#### Written task:
Reproduce the lines below verbatim, leaving out the pictures.

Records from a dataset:
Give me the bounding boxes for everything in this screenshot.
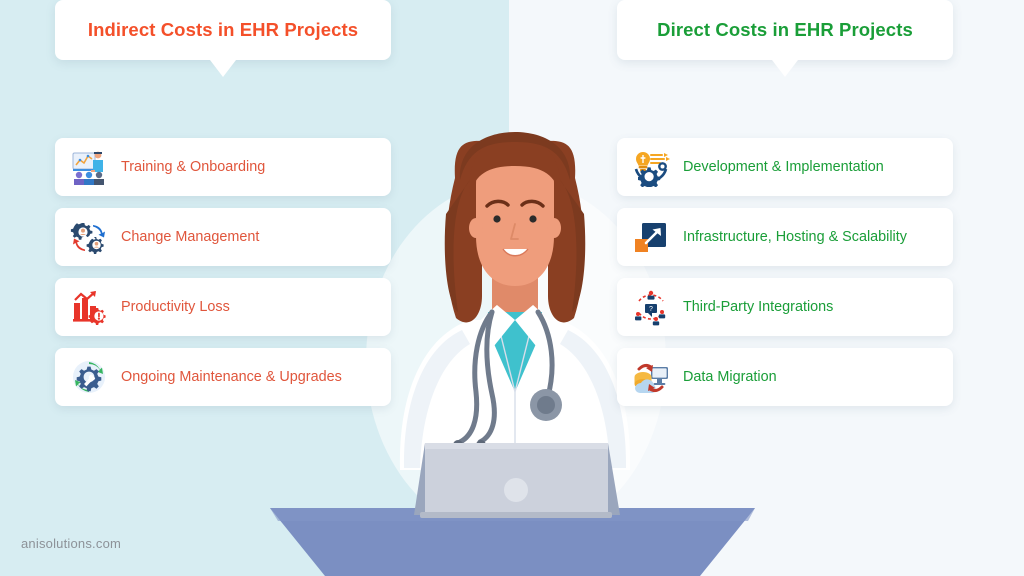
list-item-label: Data Migration (683, 368, 777, 386)
header-card-direct: Direct Costs in EHR Projects (617, 0, 953, 60)
list-item-productivity-loss[interactable]: Productivity Loss (55, 278, 391, 336)
square-growth-arrow-icon (631, 217, 671, 257)
list-direct-costs: Development & Implementation Infrastruct… (617, 138, 953, 418)
list-item-change-management[interactable]: Change Management (55, 208, 391, 266)
list-item-label: Third-Party Integrations (683, 298, 833, 316)
header-tail-direct (772, 60, 798, 77)
training-presentation-icon (69, 147, 109, 187)
header-title-indirect: Indirect Costs in EHR Projects (88, 19, 358, 41)
infographic-canvas: Indirect Costs in EHR Projects (0, 0, 1024, 576)
list-item-data-migration[interactable]: Data Migration (617, 348, 953, 406)
lightbulb-gears-icon (631, 147, 671, 187)
list-indirect-costs: Training & Onboarding (55, 138, 391, 418)
svg-text:?: ? (649, 306, 653, 313)
header-title-direct: Direct Costs in EHR Projects (657, 19, 913, 41)
declining-bar-chart-gear-icon (69, 287, 109, 327)
list-item-third-party-integrations[interactable]: ? Third-Party Integrations (617, 278, 953, 336)
list-item-infrastructure-hosting[interactable]: Infrastructure, Hosting & Scalability (617, 208, 953, 266)
column-indirect-costs: Indirect Costs in EHR Projects (55, 0, 455, 60)
gear-wrench-refresh-icon (69, 357, 109, 397)
list-item-label: Productivity Loss (121, 298, 230, 316)
list-item-label: Change Management (121, 228, 259, 246)
network-nodes-icon: ? (631, 287, 671, 327)
list-item-label: Development & Implementation (683, 158, 884, 176)
list-item-label: Training & Onboarding (121, 158, 265, 176)
column-direct-costs: Direct Costs in EHR Projects (617, 0, 1017, 60)
list-item-label: Ongoing Maintenance & Upgrades (121, 368, 342, 386)
list-item-ongoing-maintenance[interactable]: Ongoing Maintenance & Upgrades (55, 348, 391, 406)
list-item-development-implementation[interactable]: Development & Implementation (617, 138, 953, 196)
list-item-training-onboarding[interactable]: Training & Onboarding (55, 138, 391, 196)
gears-change-arrows-icon (69, 217, 109, 257)
list-item-label: Infrastructure, Hosting & Scalability (683, 228, 907, 246)
watermark-url: anisolutions.com (21, 536, 121, 551)
cloud-monitor-transfer-icon (631, 357, 671, 397)
header-tail-indirect (210, 60, 236, 77)
header-card-indirect: Indirect Costs in EHR Projects (55, 0, 391, 60)
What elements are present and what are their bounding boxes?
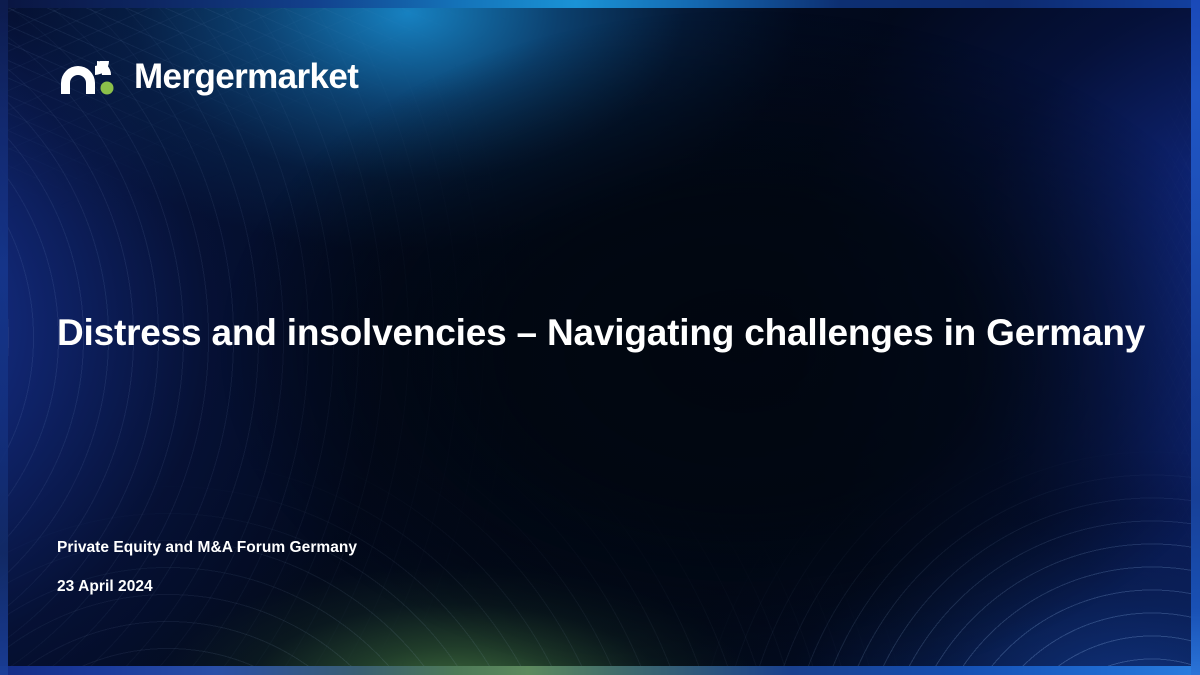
green-dot-icon — [101, 82, 114, 95]
edge-strip-top — [0, 0, 1200, 8]
mergermarket-arch-icon — [57, 54, 121, 98]
edge-strip-left — [0, 0, 8, 675]
mergermarket-wordmark: Mergermarket — [134, 59, 358, 94]
edge-strip-bottom — [0, 666, 1200, 675]
edge-strip-right — [1191, 0, 1200, 675]
slide-title: Distress and insolvencies – Navigating c… — [57, 311, 1127, 355]
title-slide: Mergermarket Distress and insolvencies –… — [0, 0, 1200, 675]
mesh-pattern-bottom — [0, 661, 1200, 675]
slide-footer: Private Equity and M&A Forum Germany 23 … — [57, 540, 357, 594]
mergermarket-logo: Mergermarket — [57, 48, 358, 104]
footer-date: 23 April 2024 — [57, 579, 357, 595]
footer-event-name: Private Equity and M&A Forum Germany — [57, 540, 357, 556]
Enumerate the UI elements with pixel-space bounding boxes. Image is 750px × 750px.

#### Result of the exercise:
Give me the bounding boxes for everything in this screenshot.
list-item-label: Data Migration (683, 368, 777, 386)
header-card-direct: Direct Costs in EHR Projects (617, 0, 953, 60)
list-item-productivity-loss[interactable]: Productivity Loss (55, 278, 391, 336)
square-growth-arrow-icon (631, 217, 671, 257)
list-direct-costs: Development & Implementation Infrastruct… (617, 138, 953, 418)
list-item-change-management[interactable]: Change Management (55, 208, 391, 266)
list-item-label: Third-Party Integrations (683, 298, 833, 316)
header-tail-direct (772, 60, 798, 77)
training-presentation-icon (69, 147, 109, 187)
header-title-indirect: Indirect Costs in EHR Projects (88, 19, 358, 41)
infographic-canvas: Indirect Costs in EHR Projects (0, 0, 1024, 576)
list-item-data-migration[interactable]: Data Migration (617, 348, 953, 406)
lightbulb-gears-icon (631, 147, 671, 187)
list-indirect-costs: Training & Onboarding (55, 138, 391, 418)
svg-text:?: ? (649, 306, 653, 313)
header-title-direct: Direct Costs in EHR Projects (657, 19, 913, 41)
declining-bar-chart-gear-icon (69, 287, 109, 327)
list-item-third-party-integrations[interactable]: ? Third-Party Integrations (617, 278, 953, 336)
list-item-infrastructure-hosting[interactable]: Infrastructure, Hosting & Scalability (617, 208, 953, 266)
column-indirect-costs: Indirect Costs in EHR Projects (55, 0, 455, 60)
gear-wrench-refresh-icon (69, 357, 109, 397)
list-item-label: Productivity Loss (121, 298, 230, 316)
list-item-label: Change Management (121, 228, 259, 246)
network-nodes-icon: ? (631, 287, 671, 327)
list-item-label: Development & Implementation (683, 158, 884, 176)
list-item-label: Training & Onboarding (121, 158, 265, 176)
column-direct-costs: Direct Costs in EHR Projects (617, 0, 1017, 60)
list-item-label: Ongoing Maintenance & Upgrades (121, 368, 342, 386)
list-item-ongoing-maintenance[interactable]: Ongoing Maintenance & Upgrades (55, 348, 391, 406)
list-item-development-implementation[interactable]: Development & Implementation (617, 138, 953, 196)
list-item-training-onboarding[interactable]: Training & Onboarding (55, 138, 391, 196)
gears-change-arrows-icon (69, 217, 109, 257)
list-item-label: Infrastructure, Hosting & Scalability (683, 228, 907, 246)
watermark-url: anisolutions.com (21, 536, 121, 551)
cloud-monitor-transfer-icon (631, 357, 671, 397)
header-tail-indirect (210, 60, 236, 77)
header-card-indirect: Indirect Costs in EHR Projects (55, 0, 391, 60)
What elements are present and what are their bounding boxes?
green-dot-icon — [101, 82, 114, 95]
edge-strip-top — [0, 0, 1200, 8]
mergermarket-arch-icon — [57, 54, 121, 98]
edge-strip-left — [0, 0, 8, 675]
mergermarket-wordmark: Mergermarket — [134, 59, 358, 94]
edge-strip-bottom — [0, 666, 1200, 675]
edge-strip-right — [1191, 0, 1200, 675]
slide-title: Distress and insolvencies – Navigating c… — [57, 311, 1127, 355]
title-slide: Mergermarket Distress and insolvencies –… — [0, 0, 1200, 675]
mesh-pattern-bottom — [0, 661, 1200, 675]
slide-footer: Private Equity and M&A Forum Germany 23 … — [57, 540, 357, 594]
mergermarket-logo: Mergermarket — [57, 48, 358, 104]
footer-date: 23 April 2024 — [57, 579, 357, 595]
footer-event-name: Private Equity and M&A Forum Germany — [57, 540, 357, 556]
Enumerate the UI elements with pixel-space bounding boxes. Image is 750px × 750px.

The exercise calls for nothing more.